Data excerpts:
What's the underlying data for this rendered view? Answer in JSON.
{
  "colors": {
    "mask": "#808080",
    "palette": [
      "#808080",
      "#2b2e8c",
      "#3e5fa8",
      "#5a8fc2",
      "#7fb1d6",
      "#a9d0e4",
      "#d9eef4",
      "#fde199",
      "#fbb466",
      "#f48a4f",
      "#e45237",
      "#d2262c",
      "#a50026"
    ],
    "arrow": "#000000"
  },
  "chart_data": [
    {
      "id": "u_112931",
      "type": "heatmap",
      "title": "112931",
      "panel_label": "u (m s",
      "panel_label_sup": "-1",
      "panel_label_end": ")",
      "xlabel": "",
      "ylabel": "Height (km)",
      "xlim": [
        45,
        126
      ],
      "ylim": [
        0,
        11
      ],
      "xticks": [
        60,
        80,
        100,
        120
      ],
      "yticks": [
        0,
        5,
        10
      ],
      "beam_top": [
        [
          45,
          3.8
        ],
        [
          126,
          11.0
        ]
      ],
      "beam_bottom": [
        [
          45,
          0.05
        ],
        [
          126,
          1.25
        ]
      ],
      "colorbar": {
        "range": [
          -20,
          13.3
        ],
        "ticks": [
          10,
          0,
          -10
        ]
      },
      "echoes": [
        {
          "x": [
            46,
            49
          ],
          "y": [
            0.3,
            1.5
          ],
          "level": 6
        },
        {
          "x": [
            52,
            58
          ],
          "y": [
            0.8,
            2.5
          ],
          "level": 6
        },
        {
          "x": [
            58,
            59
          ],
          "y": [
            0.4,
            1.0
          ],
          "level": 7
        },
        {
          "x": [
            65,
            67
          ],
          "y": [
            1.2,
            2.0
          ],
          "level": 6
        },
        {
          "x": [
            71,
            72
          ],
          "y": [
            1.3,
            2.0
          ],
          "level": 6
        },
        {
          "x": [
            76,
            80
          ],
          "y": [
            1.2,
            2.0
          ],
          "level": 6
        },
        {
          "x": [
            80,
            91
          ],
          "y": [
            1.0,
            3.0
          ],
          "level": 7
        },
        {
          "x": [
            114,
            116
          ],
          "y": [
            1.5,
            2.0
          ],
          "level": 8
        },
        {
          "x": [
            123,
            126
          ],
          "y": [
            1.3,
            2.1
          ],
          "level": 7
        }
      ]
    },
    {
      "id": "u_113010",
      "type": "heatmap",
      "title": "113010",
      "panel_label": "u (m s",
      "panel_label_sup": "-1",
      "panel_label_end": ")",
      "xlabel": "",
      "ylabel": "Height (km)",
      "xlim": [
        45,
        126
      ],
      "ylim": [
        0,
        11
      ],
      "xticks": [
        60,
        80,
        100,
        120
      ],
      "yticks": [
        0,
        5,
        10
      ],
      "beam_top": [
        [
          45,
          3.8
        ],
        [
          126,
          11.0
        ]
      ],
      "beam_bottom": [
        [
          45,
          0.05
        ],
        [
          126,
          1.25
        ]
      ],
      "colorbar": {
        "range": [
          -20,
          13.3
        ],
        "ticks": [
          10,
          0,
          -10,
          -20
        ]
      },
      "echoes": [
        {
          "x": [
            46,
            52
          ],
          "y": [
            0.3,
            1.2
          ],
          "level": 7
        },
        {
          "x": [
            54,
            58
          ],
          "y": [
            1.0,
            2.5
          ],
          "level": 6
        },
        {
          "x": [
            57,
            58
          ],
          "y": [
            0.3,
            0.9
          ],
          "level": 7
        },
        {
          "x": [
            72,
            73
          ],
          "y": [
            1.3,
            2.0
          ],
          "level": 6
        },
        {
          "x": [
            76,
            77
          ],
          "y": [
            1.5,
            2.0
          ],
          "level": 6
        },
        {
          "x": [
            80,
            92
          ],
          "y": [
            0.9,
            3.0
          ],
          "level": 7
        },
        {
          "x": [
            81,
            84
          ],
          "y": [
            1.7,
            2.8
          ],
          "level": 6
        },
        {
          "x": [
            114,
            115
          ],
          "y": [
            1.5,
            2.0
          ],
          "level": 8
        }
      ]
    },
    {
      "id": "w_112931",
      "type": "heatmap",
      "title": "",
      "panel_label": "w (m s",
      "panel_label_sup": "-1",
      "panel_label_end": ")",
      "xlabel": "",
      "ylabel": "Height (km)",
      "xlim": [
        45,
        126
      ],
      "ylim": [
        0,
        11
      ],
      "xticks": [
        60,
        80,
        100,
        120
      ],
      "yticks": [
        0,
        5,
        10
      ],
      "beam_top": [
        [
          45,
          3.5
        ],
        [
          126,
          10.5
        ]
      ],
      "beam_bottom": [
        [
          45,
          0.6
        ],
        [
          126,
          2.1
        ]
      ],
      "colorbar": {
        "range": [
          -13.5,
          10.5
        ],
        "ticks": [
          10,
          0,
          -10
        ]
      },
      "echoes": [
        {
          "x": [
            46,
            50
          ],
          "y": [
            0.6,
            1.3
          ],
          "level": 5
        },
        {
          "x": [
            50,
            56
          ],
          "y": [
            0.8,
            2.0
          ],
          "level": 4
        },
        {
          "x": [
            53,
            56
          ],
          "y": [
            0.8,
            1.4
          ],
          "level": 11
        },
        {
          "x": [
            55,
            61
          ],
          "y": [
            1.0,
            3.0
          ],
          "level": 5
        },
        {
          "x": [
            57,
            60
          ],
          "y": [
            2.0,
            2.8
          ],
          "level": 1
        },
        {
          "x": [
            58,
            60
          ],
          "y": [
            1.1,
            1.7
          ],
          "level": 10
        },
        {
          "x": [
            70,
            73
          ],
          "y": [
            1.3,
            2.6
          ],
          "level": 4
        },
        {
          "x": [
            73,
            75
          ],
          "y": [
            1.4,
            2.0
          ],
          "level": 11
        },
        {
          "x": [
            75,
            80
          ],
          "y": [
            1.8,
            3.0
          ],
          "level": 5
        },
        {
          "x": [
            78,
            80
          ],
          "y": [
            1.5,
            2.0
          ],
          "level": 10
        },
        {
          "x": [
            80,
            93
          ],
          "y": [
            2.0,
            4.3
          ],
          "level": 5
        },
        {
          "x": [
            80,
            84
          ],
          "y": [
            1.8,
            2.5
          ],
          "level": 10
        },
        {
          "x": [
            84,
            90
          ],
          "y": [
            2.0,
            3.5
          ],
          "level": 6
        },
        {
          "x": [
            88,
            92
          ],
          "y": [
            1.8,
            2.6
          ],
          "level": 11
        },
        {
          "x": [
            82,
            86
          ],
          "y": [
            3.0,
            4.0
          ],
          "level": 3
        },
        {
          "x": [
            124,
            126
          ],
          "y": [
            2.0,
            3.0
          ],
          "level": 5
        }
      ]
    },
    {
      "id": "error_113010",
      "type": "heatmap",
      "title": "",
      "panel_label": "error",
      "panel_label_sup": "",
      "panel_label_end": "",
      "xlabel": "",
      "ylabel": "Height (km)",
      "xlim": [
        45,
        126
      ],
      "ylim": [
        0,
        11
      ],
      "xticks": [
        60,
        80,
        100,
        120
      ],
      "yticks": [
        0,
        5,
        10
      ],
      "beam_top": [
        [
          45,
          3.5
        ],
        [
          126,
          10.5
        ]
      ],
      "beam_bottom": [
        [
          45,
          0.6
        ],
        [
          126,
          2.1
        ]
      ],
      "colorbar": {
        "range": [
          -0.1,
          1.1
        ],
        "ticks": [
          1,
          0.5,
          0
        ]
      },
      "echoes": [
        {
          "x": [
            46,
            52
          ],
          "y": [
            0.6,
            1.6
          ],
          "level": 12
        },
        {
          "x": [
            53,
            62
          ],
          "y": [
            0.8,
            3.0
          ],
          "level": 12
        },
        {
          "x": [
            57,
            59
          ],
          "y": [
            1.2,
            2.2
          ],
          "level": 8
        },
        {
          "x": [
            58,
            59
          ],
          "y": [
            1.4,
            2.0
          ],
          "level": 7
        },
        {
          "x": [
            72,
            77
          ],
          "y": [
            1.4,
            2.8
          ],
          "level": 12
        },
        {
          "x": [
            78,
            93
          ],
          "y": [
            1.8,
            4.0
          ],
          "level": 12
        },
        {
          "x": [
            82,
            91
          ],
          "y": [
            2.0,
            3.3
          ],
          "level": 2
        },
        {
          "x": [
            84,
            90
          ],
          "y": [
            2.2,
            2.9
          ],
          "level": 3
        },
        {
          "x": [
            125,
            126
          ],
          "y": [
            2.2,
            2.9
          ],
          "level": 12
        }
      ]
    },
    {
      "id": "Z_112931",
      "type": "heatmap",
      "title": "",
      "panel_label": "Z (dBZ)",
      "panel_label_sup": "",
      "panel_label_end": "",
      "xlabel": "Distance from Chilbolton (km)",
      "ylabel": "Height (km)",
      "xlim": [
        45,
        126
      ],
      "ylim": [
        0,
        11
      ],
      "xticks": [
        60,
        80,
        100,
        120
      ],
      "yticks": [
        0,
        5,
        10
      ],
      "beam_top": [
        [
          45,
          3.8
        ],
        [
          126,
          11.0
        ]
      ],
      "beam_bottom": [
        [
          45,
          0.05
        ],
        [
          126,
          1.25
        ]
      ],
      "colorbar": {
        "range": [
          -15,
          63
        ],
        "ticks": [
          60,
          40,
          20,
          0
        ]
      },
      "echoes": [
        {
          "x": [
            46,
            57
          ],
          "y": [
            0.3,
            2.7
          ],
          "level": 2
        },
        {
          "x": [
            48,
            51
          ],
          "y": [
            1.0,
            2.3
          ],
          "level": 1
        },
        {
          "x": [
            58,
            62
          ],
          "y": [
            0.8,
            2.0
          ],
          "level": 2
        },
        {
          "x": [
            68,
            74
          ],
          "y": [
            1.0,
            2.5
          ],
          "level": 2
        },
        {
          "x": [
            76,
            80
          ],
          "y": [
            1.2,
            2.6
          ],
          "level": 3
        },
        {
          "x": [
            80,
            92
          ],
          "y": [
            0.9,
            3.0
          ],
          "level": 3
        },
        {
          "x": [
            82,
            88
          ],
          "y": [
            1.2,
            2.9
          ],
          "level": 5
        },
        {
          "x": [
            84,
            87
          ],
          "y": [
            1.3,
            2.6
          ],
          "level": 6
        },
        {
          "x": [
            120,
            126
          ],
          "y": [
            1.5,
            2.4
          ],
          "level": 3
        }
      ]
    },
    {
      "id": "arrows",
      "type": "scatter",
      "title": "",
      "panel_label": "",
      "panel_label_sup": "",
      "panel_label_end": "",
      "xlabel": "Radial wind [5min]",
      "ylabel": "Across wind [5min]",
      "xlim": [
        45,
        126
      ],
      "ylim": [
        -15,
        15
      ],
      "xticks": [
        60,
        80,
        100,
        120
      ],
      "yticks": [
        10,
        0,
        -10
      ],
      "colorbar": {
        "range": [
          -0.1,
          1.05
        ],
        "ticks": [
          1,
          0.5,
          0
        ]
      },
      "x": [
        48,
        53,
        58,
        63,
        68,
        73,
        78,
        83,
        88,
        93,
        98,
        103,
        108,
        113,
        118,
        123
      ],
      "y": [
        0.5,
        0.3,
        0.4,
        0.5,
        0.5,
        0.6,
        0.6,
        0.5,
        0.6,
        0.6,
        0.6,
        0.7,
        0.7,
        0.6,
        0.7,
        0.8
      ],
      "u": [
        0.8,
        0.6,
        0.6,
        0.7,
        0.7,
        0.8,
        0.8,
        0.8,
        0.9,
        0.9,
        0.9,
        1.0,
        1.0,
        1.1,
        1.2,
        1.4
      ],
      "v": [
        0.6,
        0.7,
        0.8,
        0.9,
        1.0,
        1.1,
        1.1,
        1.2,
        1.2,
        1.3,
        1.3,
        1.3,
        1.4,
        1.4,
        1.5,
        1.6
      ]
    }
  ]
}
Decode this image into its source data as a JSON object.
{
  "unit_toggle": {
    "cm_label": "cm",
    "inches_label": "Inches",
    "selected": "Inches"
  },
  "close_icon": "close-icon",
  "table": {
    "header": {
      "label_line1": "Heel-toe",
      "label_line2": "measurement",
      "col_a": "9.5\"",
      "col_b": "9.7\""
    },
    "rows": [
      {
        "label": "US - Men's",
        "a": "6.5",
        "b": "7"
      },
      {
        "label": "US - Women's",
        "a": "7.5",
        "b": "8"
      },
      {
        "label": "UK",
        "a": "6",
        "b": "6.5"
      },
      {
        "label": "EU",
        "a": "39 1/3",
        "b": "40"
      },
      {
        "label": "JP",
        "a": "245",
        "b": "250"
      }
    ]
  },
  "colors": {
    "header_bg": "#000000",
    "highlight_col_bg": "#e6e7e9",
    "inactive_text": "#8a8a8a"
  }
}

Your task:
Copy out the lines starting at the one containing "Decode this image" and ending with the last line of the entries. Include nothing else.

Response below:
Decode this image into its source data as a JSON object.
{
  "unit_toggle": {
    "cm_label": "cm",
    "inches_label": "Inches",
    "selected": "Inches"
  },
  "close_icon": "close-icon",
  "table": {
    "header": {
      "label_line1": "Heel-toe",
      "label_line2": "measurement",
      "col_a": "9.5\"",
      "col_b": "9.7\""
    },
    "rows": [
      {
        "label": "US - Men's",
        "a": "6.5",
        "b": "7"
      },
      {
        "label": "US - Women's",
        "a": "7.5",
        "b": "8"
      },
      {
        "label": "UK",
        "a": "6",
        "b": "6.5"
      },
      {
        "label": "EU",
        "a": "39 1/3",
        "b": "40"
      },
      {
        "label": "JP",
        "a": "245",
        "b": "250"
      }
    ]
  },
  "colors": {
    "header_bg": "#000000",
    "highlight_col_bg": "#e6e7e9",
    "inactive_text": "#8a8a8a"
  }
}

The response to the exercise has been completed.